» **What the task requires**: Return each line holding the string "требованиям".

» **Data provided**:
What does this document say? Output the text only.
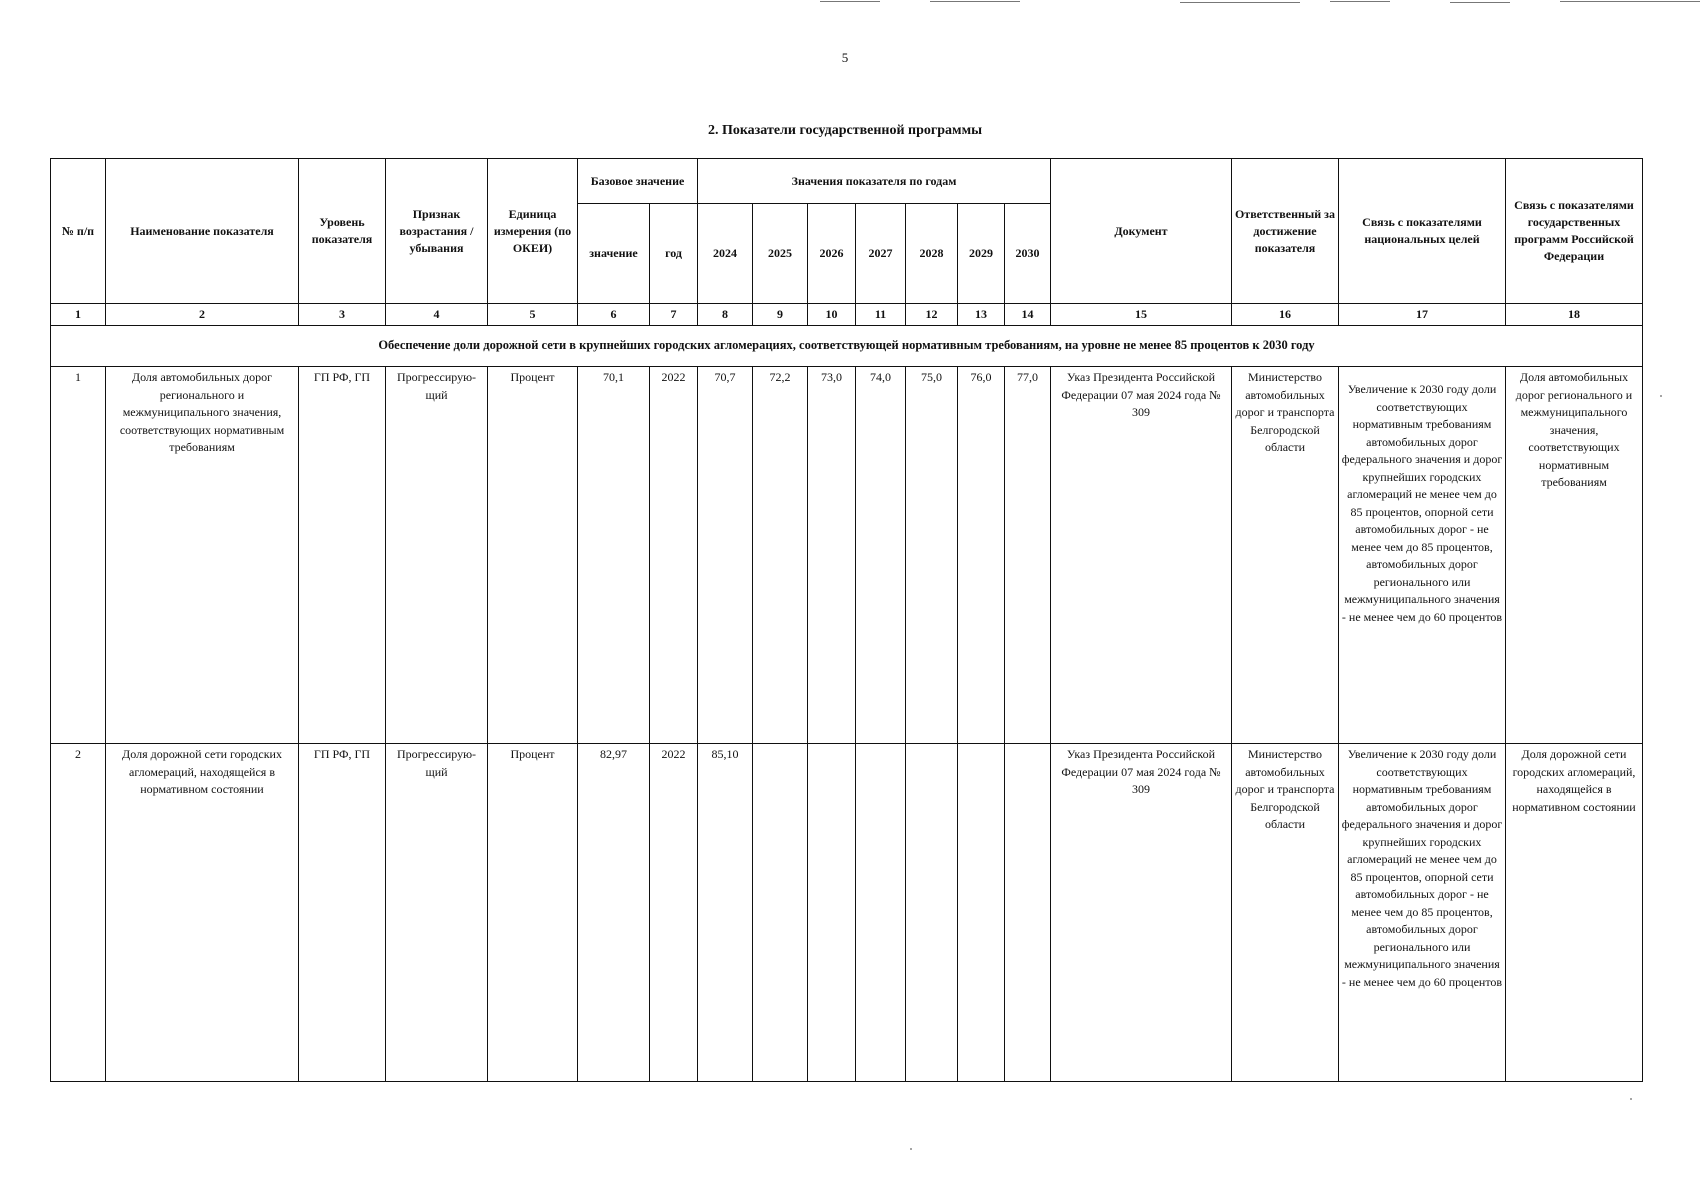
5
2. Показатели государственной программы
№ п/п	Наименование показателя	Уровень показателя	Признак возрастания / убывания	Единица измерения (по ОКЕИ)	Базовое значение		Значения показателя по годам							Документ	Ответственный за достижение показателя	Связь с показателями национальных целей	Связь с показателями государственных программ Российской Федерации
					значение	год	2024	2025	2026	2027	2028	2029	2030				
1	2	3	4	5	6	7	8	9	10	11	12	13	14	15	16	17	18
Обеспечение доли дорожной сети в крупнейших городских агломерациях, соответствующей нормативным требованиям, на уровне не менее 85 процентов к 2030 году																	
1	Доля автомобильных дорог регионального и межмуниципального значения, соответствующих нормативным требованиям	ГП РФ, ГП	Прогрессирую-щий	Процент	70,1	2022	70,7	72,2	73,0	74,0	75,0	76,0	77,0	Указ Президента Российской Федерации 07 мая 2024 года № 309	Министерство автомобильных дорог и транспорта Белгородской области	Увеличение к 2030 году доли соответствующих нормативным требованиям автомобильных дорог федерального значения и дорог крупнейших городских агломераций не менее чем до 85 процентов, опорной сети автомобильных дорог - не менее чем до 85 процентов, автомобильных дорог регионального или межмуниципального значения - не менее чем до 60 процентов	Доля автомобильных дорог регионального и межмуниципального значения, соответствующих нормативным требованиям
2	Доля дорожной сети городских агломераций, находящейся в нормативном состоянии	ГП РФ, ГП	Прогрессирую-щий	Процент	82,97	2022	85,10							Указ Президента Российской Федерации 07 мая 2024 года № 309	Министерство автомобильных дорог и транспорта Белгородской области	Увеличение к 2030 году доли соответствующих нормативным требованиям автомобильных дорог федерального значения и дорог крупнейших городских агломераций не менее чем до 85 процентов, опорной сети автомобильных дорог - не менее чем до 85 процентов, автомобильных дорог регионального или межмуниципального значения - не менее чем до 60 процентов	Доля дорожной сети городских агломераций, находящейся в нормативном состоянии
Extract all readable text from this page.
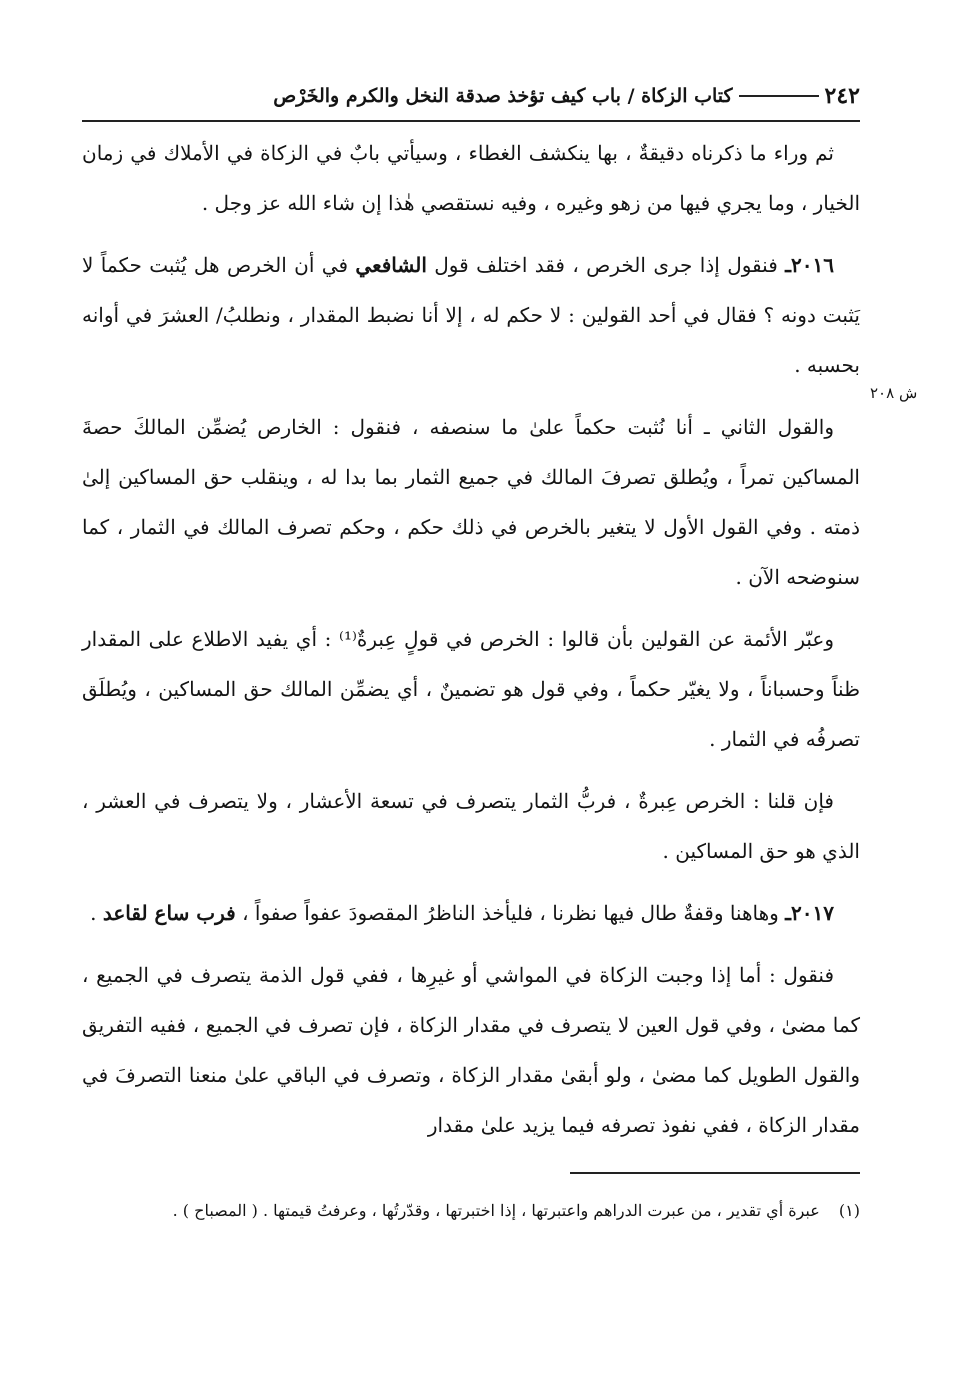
٢٤٢
كتاب الزكاة / باب كيف تؤخذ صدقة النخل والكرم والخَرْص
ش ٢٠٨

ثم وراء ما ذكرناه دقيقةٌ ، بها ينكشف الغطاء ، وسيأتي بابٌ في الزكاة في الأملاك في زمان الخيار ، وما يجري فيها من زهو وغيره ، وفيه نستقصي هٰذا إن شاء الله عز وجل .

٢٠١٦ـ فنقول إذا جرى الخرص ، فقد اختلف قول الشافعي في أن الخرص هل يُثبت حكماً لا يَثبت دونه ؟ فقال في أحد القولين : لا حكم له ، إلا أنا نضبط المقدار ، ونطلبُ/ العشرَ في أوانه بحسبه .

والقول الثاني ـ أنا نُثبت حكماً علىٰ ما سنصفه ، فنقول : الخارص يُضمِّن المالكَ حصةَ المساكين تمراً ، ويُطلق تصرفَ المالك في جميع الثمار بما بدا له ، وينقلب حق المساكين إلىٰ ذمته . وفي القول الأول لا يتغير بالخرص في ذلك حكم ، وحكم تصرف المالك في الثمار ، كما سنوضحه الآن .

وعبّر الأئمة عن القولين بأن قالوا : الخرص في قولٍ عِبرةٌ⁽¹⁾ : أي يفيد الاطلاع على المقدار ظناً وحسباناً ، ولا يغيّر حكماً ، وفي قول هو تضمينٌ ، أي يضمِّن المالك حق المساكين ، ويُطلَق تصرفُه في الثمار .

فإن قلنا : الخرص عِبرةٌ ، فربُّ الثمار يتصرف في تسعة الأعشار ، ولا يتصرف في العشر ، الذي هو حق المساكين .

٢٠١٧ـ وهاهنا وقفةٌ طال فيها نظرنا ، فليأخذ الناظرُ المقصودَ عفواً صفواً ، فرب ساع لقاعد .

فنقول : أما إذا وجبت الزكاة في المواشي أو غيرِها ، ففي قول الذمة يتصرف في الجميع ، كما مضىٰ ، وفي قول العين لا يتصرف في مقدار الزكاة ، فإن تصرف في الجميع ، ففيه التفريق والقول الطويل كما مضىٰ ، ولو أبقىٰ مقدار الزكاة ، وتصرف في الباقي علىٰ منعنا التصرفَ في مقدار الزكاة ، ففي نفوذ تصرفه فيما يزيد علىٰ مقدار

(١) عبرة أي تقدير ، من عبرت الدراهم واعتبرتها ، إذا اختبرتها ، وقدّرتُها ، وعرفتُ قيمتها . ( المصباح ) .
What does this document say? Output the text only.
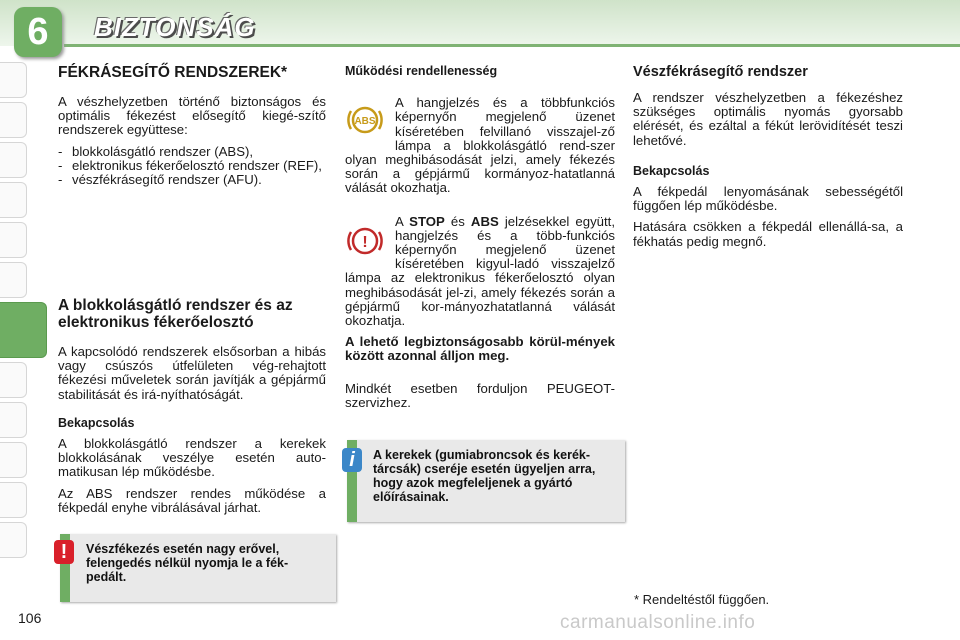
6	BIZTONSÁG
FÉKRÁSEGÍTŐ RENDSZEREK*

A vészhelyzetben történő biztonságos és optimális fékezést elősegítő kiegé-szítő rendszerek együttese:

- blokkolásgátló rendszer (ABS),
- elektronikus fékerőelosztó rendszer (REF),
- vészfékrásegítő rendszer (AFU).
A blokkolásgátló rendszer és az elektronikus fékerőelosztó

A kapcsolódó rendszerek elsősorban a hibás vagy csúszós útfelületen vég-rehajtott fékezési műveletek során javítják a gépjármű stabilitását és irá-nyíthatóságát.

Bekapcsolás

A blokkolásgátló rendszer a kerekek blokkolásának veszélye esetén auto-matikusan lép működésbe.

Az ABS rendszer rendes működése a fékpedál enyhe vibrálásával járhat.

Vészfékezés esetén nagy erővel, felengedés nélkül nyomja le a fék-pedált.
!
Működési rendellenesség
ABS

A hangjelzés és a többfunkciós képernyőn megjelenő üzenet kíséretében felvillanó visszajel-ző lámpa a blokkolásgátló rend-szer olyan meghibásodását jelzi, amely fékezés során a gépjármű kormányoz-hatatlanná válását okozhatja.

!

A STOP és ABS jelzésekkel együtt, hangjelzés és a több-funkciós képernyőn megjelenő üzenet kíséretében kigyul-ladó visszajelző lámpa az elektronikus fékerőelosztó olyan meghibásodását jel-zi, amely fékezés során a gépjármű kor-mányozhatatlanná válását okozhatja.

A lehető legbiztonságosabb körül-mények között azonnal álljon meg.

Mindkét esetben forduljon PEUGEOT-szervizhez.

A kerekek (gumiabroncsok és kerék-tárcsák) cseréje esetén ügyeljen arra, hogy azok megfeleljenek a gyártó előírásainak.
i
Vészfékrásegítő rendszer

A rendszer vészhelyzetben a fékezéshez szükséges optimális nyomás gyorsabb elérését, és ezáltal a fékút lerövidítését teszi lehetővé.

Bekapcsolás

A fékpedál lenyomásának sebességétől függően lép működésbe.

Hatására csökken a fékpedál ellenállá-sa, a fékhatás pedig megnő.

* Rendeltéstől függően.
106	carmanualsonline.info
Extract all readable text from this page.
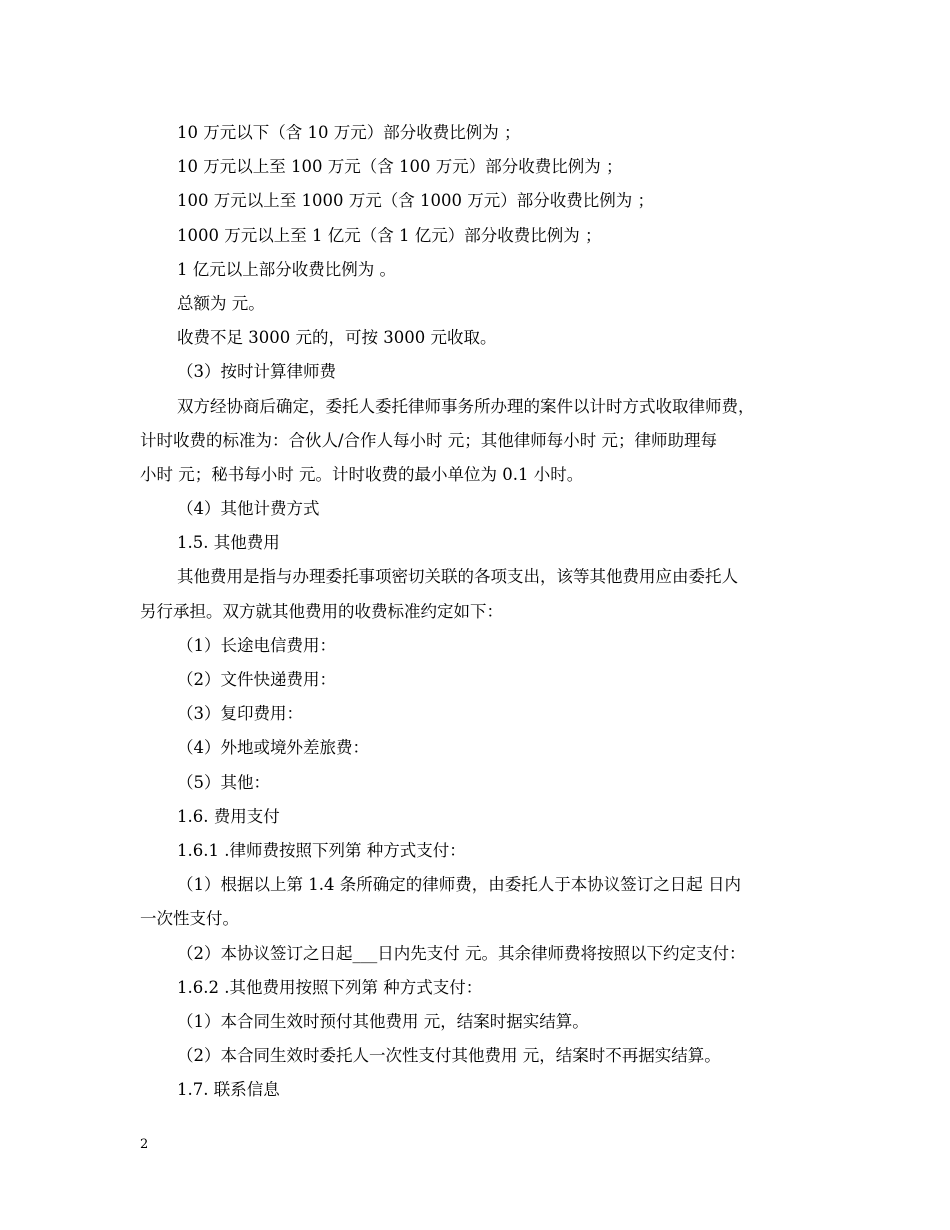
10 万元以下（含 10 万元）部分收费比例为 ；
10 万元以上至 100 万元（含 100 万元）部分收费比例为 ；
100 万元以上至 1000 万元（含 1000 万元）部分收费比例为 ；
1000 万元以上至 1 亿元（含 1 亿元）部分收费比例为 ；
1 亿元以上部分收费比例为 。
总额为 元。
收费不足 3000 元的，可按 3000 元收取。
（3）按时计算律师费
双方经协商后确定，委托人委托律师事务所办理的案件以计时方式收取律师费，
计时收费的标准为：合伙人/合作人每小时 元；其他律师每小时 元；律师助理每
小时 元；秘书每小时 元。计时收费的最小单位为 0.1 小时。
（4）其他计费方式
1.5. 其他费用
其他费用是指与办理委托事项密切关联的各项支出，该等其他费用应由委托人
另行承担。双方就其他费用的收费标准约定如下：
（1）长途电信费用：
（2）文件快递费用：
（3）复印费用：
（4）外地或境外差旅费：
（5）其他：
1.6. 费用支付
1.6.1 .律师费按照下列第 种方式支付：
（1）根据以上第 1.4 条所确定的律师费，由委托人于本协议签订之日起 日内
一次性支付。
（2）本协议签订之日起___日内先支付 元。其余律师费将按照以下约定支付：
1.6.2 .其他费用按照下列第 种方式支付：
（1）本合同生效时预付其他费用 元，结案时据实结算。
（2）本合同生效时委托人一次性支付其他费用 元，结案时不再据实结算。
1.7. 联系信息
2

» **Result for this task**:
Обеспечение доли дорожной сети в крупнейших городских агломерациях, соответствующей нормативным требованиям, на уровне не менее 85 процентов к 2030 году																	
1	Доля автомобильных дорог регионального и межмуниципального значения, соответствующих нормативным требованиям	ГП РФ, ГП	Прогрессирую-щий	Процент	70,1	2022	70,7	72,2	73,0	74,0	75,0	76,0	77,0	Указ Президента Российской Федерации 07 мая 2024 года № 309	Министерство автомобильных дорог и транспорта Белгородской области	Увеличение к 2030 году доли соответствующих нормативным требованиям автомобильных дорог федерального значения и дорог крупнейших городских агломераций не менее чем до 85 процентов, опорной сети автомобильных дорог - не менее чем до 85 процентов, автомобильных дорог регионального или межмуниципального значения - не менее чем до 60 процентов	Доля автомобильных дорог регионального и межмуниципального значения, соответствующих нормативным требованиям
2	Доля дорожной сети городских агломераций, находящейся в нормативном состоянии	ГП РФ, ГП	Прогрессирую-щий	Процент	82,97	2022	85,10							Указ Президента Российской Федерации 07 мая 2024 года № 309	Министерство автомобильных дорог и транспорта Белгородской области	Увеличение к 2030 году доли соответствующих нормативным требованиям автомобильных дорог федерального значения и дорог крупнейших городских агломераций не менее чем до 85 процентов, опорной сети автомобильных дорог - не менее чем до 85 процентов, автомобильных дорог регионального или межмуниципального значения - не менее чем до 60 процентов	Доля дорожной сети городских агломераций, находящейся в нормативном состоянии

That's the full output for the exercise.